-- Task goal --
Write the material out again in full, exactly.

(Figure dataset records)
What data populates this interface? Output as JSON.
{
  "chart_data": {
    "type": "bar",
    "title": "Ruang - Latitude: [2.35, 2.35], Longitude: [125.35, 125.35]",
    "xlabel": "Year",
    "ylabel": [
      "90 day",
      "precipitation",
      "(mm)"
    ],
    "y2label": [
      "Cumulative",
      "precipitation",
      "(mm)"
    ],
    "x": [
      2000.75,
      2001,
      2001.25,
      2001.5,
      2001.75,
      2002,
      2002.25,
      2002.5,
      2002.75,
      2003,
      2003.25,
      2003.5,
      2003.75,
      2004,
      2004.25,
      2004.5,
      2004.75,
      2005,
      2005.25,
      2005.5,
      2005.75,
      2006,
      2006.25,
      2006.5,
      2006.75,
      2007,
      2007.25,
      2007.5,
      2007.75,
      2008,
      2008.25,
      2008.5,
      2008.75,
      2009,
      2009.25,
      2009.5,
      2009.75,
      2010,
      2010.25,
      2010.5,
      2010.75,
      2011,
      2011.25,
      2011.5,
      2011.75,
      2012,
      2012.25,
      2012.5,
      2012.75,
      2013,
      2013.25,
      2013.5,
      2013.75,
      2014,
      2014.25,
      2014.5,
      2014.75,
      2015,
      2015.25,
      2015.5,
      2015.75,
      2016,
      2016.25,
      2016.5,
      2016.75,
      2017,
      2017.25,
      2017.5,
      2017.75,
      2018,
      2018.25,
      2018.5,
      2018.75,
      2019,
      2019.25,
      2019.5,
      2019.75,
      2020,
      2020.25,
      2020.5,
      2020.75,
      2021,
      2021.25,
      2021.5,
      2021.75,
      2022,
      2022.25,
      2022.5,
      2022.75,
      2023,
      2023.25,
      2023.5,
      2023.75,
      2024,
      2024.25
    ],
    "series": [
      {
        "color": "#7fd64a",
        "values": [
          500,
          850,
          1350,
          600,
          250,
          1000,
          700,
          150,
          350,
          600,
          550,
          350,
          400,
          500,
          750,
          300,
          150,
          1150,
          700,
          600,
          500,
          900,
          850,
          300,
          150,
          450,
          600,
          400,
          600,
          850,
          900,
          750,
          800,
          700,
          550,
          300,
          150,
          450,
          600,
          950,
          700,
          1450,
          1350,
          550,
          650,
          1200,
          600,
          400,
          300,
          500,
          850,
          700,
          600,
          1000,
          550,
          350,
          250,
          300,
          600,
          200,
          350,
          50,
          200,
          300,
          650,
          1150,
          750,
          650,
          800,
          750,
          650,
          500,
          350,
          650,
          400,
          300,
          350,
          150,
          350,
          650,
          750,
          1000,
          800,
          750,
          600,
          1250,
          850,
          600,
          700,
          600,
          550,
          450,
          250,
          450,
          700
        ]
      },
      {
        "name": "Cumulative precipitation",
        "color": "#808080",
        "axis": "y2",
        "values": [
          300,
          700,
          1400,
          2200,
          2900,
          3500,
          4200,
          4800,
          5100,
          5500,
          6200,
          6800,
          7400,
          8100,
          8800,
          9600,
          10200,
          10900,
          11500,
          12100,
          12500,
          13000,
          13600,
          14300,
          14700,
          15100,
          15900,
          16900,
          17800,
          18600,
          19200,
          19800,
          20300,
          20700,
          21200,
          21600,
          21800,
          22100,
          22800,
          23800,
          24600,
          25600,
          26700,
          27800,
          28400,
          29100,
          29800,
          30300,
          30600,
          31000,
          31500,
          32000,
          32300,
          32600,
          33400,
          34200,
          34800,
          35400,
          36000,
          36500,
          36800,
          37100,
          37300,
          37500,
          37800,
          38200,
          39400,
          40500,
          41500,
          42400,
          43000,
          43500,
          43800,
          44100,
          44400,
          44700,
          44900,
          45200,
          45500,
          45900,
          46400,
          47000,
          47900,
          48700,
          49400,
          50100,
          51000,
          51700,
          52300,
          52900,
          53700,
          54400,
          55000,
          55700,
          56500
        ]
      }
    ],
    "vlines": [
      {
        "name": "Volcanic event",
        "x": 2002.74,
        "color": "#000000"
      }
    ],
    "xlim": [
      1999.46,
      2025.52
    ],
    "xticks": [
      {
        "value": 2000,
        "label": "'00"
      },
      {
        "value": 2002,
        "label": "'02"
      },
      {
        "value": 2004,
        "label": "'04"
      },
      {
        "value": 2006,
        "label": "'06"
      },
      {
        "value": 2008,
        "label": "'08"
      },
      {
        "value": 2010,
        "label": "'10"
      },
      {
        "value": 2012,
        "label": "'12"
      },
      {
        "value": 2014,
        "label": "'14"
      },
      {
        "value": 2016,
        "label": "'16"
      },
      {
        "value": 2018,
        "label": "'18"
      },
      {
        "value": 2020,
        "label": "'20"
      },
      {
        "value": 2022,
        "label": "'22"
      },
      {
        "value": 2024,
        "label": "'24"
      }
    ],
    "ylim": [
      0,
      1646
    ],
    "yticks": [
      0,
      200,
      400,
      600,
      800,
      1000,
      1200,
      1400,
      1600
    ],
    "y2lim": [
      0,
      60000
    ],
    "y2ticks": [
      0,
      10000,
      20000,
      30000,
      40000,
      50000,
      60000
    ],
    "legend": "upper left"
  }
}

-- Task output --
What data populates this interface? Output as JSON.
{
  "chart_data": {
    "type": "bar",
    "title": "Ruang - Latitude: [2.35, 2.35], Longitude: [125.35, 125.35]",
    "xlabel": "Year",
    "ylabel": [
      "90 day",
      "precipitation",
      "(mm)"
    ],
    "y2label": [
      "Cumulative",
      "precipitation",
      "(mm)"
    ],
    "x": [
      2000.75,
      2001,
      2001.25,
      2001.5,
      2001.75,
      2002,
      2002.25,
      2002.5,
      2002.75,
      2003,
      2003.25,
      2003.5,
      2003.75,
      2004,
      2004.25,
      2004.5,
      2004.75,
      2005,
      2005.25,
      2005.5,
      2005.75,
      2006,
      2006.25,
      2006.5,
      2006.75,
      2007,
      2007.25,
      2007.5,
      2007.75,
      2008,
      2008.25,
      2008.5,
      2008.75,
      2009,
      2009.25,
      2009.5,
      2009.75,
      2010,
      2010.25,
      2010.5,
      2010.75,
      2011,
      2011.25,
      2011.5,
      2011.75,
      2012,
      2012.25,
      2012.5,
      2012.75,
      2013,
      2013.25,
      2013.5,
      2013.75,
      2014,
      2014.25,
      2014.5,
      2014.75,
      2015,
      2015.25,
      2015.5,
      2015.75,
      2016,
      2016.25,
      2016.5,
      2016.75,
      2017,
      2017.25,
      2017.5,
      2017.75,
      2018,
      2018.25,
      2018.5,
      2018.75,
      2019,
      2019.25,
      2019.5,
      2019.75,
      2020,
      2020.25,
      2020.5,
      2020.75,
      2021,
      2021.25,
      2021.5,
      2021.75,
      2022,
      2022.25,
      2022.5,
      2022.75,
      2023,
      2023.25,
      2023.5,
      2023.75,
      2024,
      2024.25
    ],
    "series": [
      {
        "color": "#7fd64a",
        "values": [
          500,
          850,
          1350,
          600,
          250,
          1000,
          700,
          150,
          350,
          600,
          550,
          350,
          400,
          500,
          750,
          300,
          150,
          1150,
          700,
          600,
          500,
          900,
          850,
          300,
          150,
          450,
          600,
          400,
          600,
          850,
          900,
          750,
          800,
          700,
          550,
          300,
          150,
          450,
          600,
          950,
          700,
          1450,
          1350,
          550,
          650,
          1200,
          600,
          400,
          300,
          500,
          850,
          700,
          600,
          1000,
          550,
          350,
          250,
          300,
          600,
          200,
          350,
          50,
          200,
          300,
          650,
          1150,
          750,
          650,
          800,
          750,
          650,
          500,
          350,
          650,
          400,
          300,
          350,
          150,
          350,
          650,
          750,
          1000,
          800,
          750,
          600,
          1250,
          850,
          600,
          700,
          600,
          550,
          450,
          250,
          450,
          700
        ]
      },
      {
        "name": "Cumulative precipitation",
        "color": "#808080",
        "axis": "y2",
        "values": [
          300,
          700,
          1400,
          2200,
          2900,
          3500,
          4200,
          4800,
          5100,
          5500,
          6200,
          6800,
          7400,
          8100,
          8800,
          9600,
          10200,
          10900,
          11500,
          12100,
          12500,
          13000,
          13600,
          14300,
          14700,
          15100,
          15900,
          16900,
          17800,
          18600,
          19200,
          19800,
          20300,
          20700,
          21200,
          21600,
          21800,
          22100,
          22800,
          23800,
          24600,
          25600,
          26700,
          27800,
          28400,
          29100,
          29800,
          30300,
          30600,
          31000,
          31500,
          32000,
          32300,
          32600,
          33400,
          34200,
          34800,
          35400,
          36000,
          36500,
          36800,
          37100,
          37300,
          37500,
          37800,
          38200,
          39400,
          40500,
          41500,
          42400,
          43000,
          43500,
          43800,
          44100,
          44400,
          44700,
          44900,
          45200,
          45500,
          45900,
          46400,
          47000,
          47900,
          48700,
          49400,
          50100,
          51000,
          51700,
          52300,
          52900,
          53700,
          54400,
          55000,
          55700,
          56500
        ]
      }
    ],
    "vlines": [
      {
        "name": "Volcanic event",
        "x": 2002.74,
        "color": "#000000"
      }
    ],
    "xlim": [
      1999.46,
      2025.52
    ],
    "xticks": [
      {
        "value": 2000,
        "label": "'00"
      },
      {
        "value": 2002,
        "label": "'02"
      },
      {
        "value": 2004,
        "label": "'04"
      },
      {
        "value": 2006,
        "label": "'06"
      },
      {
        "value": 2008,
        "label": "'08"
      },
      {
        "value": 2010,
        "label": "'10"
      },
      {
        "value": 2012,
        "label": "'12"
      },
      {
        "value": 2014,
        "label": "'14"
      },
      {
        "value": 2016,
        "label": "'16"
      },
      {
        "value": 2018,
        "label": "'18"
      },
      {
        "value": 2020,
        "label": "'20"
      },
      {
        "value": 2022,
        "label": "'22"
      },
      {
        "value": 2024,
        "label": "'24"
      }
    ],
    "ylim": [
      0,
      1646
    ],
    "yticks": [
      0,
      200,
      400,
      600,
      800,
      1000,
      1200,
      1400,
      1600
    ],
    "y2lim": [
      0,
      60000
    ],
    "y2ticks": [
      0,
      10000,
      20000,
      30000,
      40000,
      50000,
      60000
    ],
    "legend": "upper left"
  }
}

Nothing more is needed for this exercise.